* start *

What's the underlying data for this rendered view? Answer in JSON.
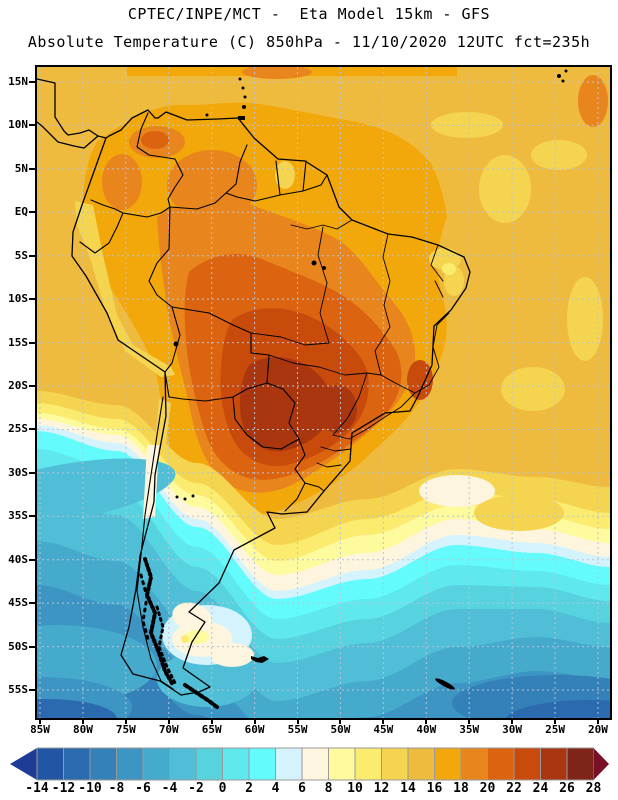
{
  "header": {
    "line1": "CPTEC/INPE/MCT -  Eta Model 15km - GFS",
    "line2": "Absolute Temperature (C) 850hPa - 11/10/2020 12UTC fct=235h"
  },
  "axes": {
    "lat_labels": [
      "15N",
      "10N",
      "5N",
      "EQ",
      "5S",
      "10S",
      "15S",
      "20S",
      "25S",
      "30S",
      "35S",
      "40S",
      "45S",
      "50S",
      "55S"
    ],
    "lon_labels": [
      "85W",
      "80W",
      "75W",
      "70W",
      "65W",
      "60W",
      "55W",
      "50W",
      "45W",
      "40W",
      "35W",
      "30W",
      "25W",
      "20W"
    ]
  },
  "colorbar": {
    "tick_labels": [
      "-14",
      "-12",
      "-10",
      "-8",
      "-6",
      "-4",
      "-2",
      "0",
      "2",
      "4",
      "6",
      "8",
      "10",
      "12",
      "14",
      "16",
      "18",
      "20",
      "22",
      "24",
      "26",
      "28"
    ],
    "cells": [
      "#2355A5",
      "#2B6AAF",
      "#3480B9",
      "#3D95C3",
      "#46AACD",
      "#4FBED6",
      "#57D3DF",
      "#5FE9EE",
      "#63FBFB",
      "#D4F3FD",
      "#FDF5DE",
      "#FEFA9E",
      "#FBEB6F",
      "#F5D44F",
      "#EFBB3E",
      "#F2A80A",
      "#E8861D",
      "#DC6410",
      "#C84B0B",
      "#A9360F",
      "#7E2418"
    ],
    "under_arrow_color": "#1E3C96",
    "over_arrow_color": "#7A1028",
    "cell_border_color": "#999999",
    "units": "C",
    "min": -14,
    "max": 28,
    "step": 2
  },
  "map_style": {
    "grid_color": "#B8C4D6",
    "coast_color": "#000000",
    "frame_color": "#000000",
    "ocean_base_note": "gold north / cyan south temperature shading"
  },
  "chart_data": {
    "type": "heatmap",
    "title": "CPTEC/INPE/MCT -  Eta Model 15km - GFS",
    "subtitle": "Absolute Temperature (C) 850hPa - 11/10/2020 12UTC fct=235h",
    "variable": "Absolute Temperature",
    "units": "C",
    "level": "850hPa",
    "valid": "11/10/2020 12UTC fct=235h",
    "colorbar_values": [
      -14,
      -12,
      -10,
      -8,
      -6,
      -4,
      -2,
      0,
      2,
      4,
      6,
      8,
      10,
      12,
      14,
      16,
      18,
      20,
      22,
      24,
      26,
      28
    ],
    "lat_range": [
      "15N",
      "55S"
    ],
    "lon_range": [
      "85W",
      "20W"
    ],
    "grid": true,
    "legend_position": "bottom",
    "field_summary": "Warm core 22-28C over central Brazil/Paraguay; 14-18C over tropical Atlantic; cold air -2 to -10C south of 35S with coldest over far South Atlantic and SE Pacific"
  }
}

* end *

- Given instruction
Leaving out the pictures, repeat the data above exactly.

- Task result
What's the underlying data for this rendered view? Answer in JSON.
{
  "header": {
    "line1": "CPTEC/INPE/MCT -  Eta Model 15km - GFS",
    "line2": "Absolute Temperature (C) 850hPa - 11/10/2020 12UTC fct=235h"
  },
  "axes": {
    "lat_labels": [
      "15N",
      "10N",
      "5N",
      "EQ",
      "5S",
      "10S",
      "15S",
      "20S",
      "25S",
      "30S",
      "35S",
      "40S",
      "45S",
      "50S",
      "55S"
    ],
    "lon_labels": [
      "85W",
      "80W",
      "75W",
      "70W",
      "65W",
      "60W",
      "55W",
      "50W",
      "45W",
      "40W",
      "35W",
      "30W",
      "25W",
      "20W"
    ]
  },
  "colorbar": {
    "tick_labels": [
      "-14",
      "-12",
      "-10",
      "-8",
      "-6",
      "-4",
      "-2",
      "0",
      "2",
      "4",
      "6",
      "8",
      "10",
      "12",
      "14",
      "16",
      "18",
      "20",
      "22",
      "24",
      "26",
      "28"
    ],
    "cells": [
      "#2355A5",
      "#2B6AAF",
      "#3480B9",
      "#3D95C3",
      "#46AACD",
      "#4FBED6",
      "#57D3DF",
      "#5FE9EE",
      "#63FBFB",
      "#D4F3FD",
      "#FDF5DE",
      "#FEFA9E",
      "#FBEB6F",
      "#F5D44F",
      "#EFBB3E",
      "#F2A80A",
      "#E8861D",
      "#DC6410",
      "#C84B0B",
      "#A9360F",
      "#7E2418"
    ],
    "under_arrow_color": "#1E3C96",
    "over_arrow_color": "#7A1028",
    "cell_border_color": "#999999",
    "units": "C",
    "min": -14,
    "max": 28,
    "step": 2
  },
  "map_style": {
    "grid_color": "#B8C4D6",
    "coast_color": "#000000",
    "frame_color": "#000000",
    "ocean_base_note": "gold north / cyan south temperature shading"
  },
  "chart_data": {
    "type": "heatmap",
    "title": "CPTEC/INPE/MCT -  Eta Model 15km - GFS",
    "subtitle": "Absolute Temperature (C) 850hPa - 11/10/2020 12UTC fct=235h",
    "variable": "Absolute Temperature",
    "units": "C",
    "level": "850hPa",
    "valid": "11/10/2020 12UTC fct=235h",
    "colorbar_values": [
      -14,
      -12,
      -10,
      -8,
      -6,
      -4,
      -2,
      0,
      2,
      4,
      6,
      8,
      10,
      12,
      14,
      16,
      18,
      20,
      22,
      24,
      26,
      28
    ],
    "lat_range": [
      "15N",
      "55S"
    ],
    "lon_range": [
      "85W",
      "20W"
    ],
    "grid": true,
    "legend_position": "bottom",
    "field_summary": "Warm core 22-28C over central Brazil/Paraguay; 14-18C over tropical Atlantic; cold air -2 to -10C south of 35S with coldest over far South Atlantic and SE Pacific"
  }
}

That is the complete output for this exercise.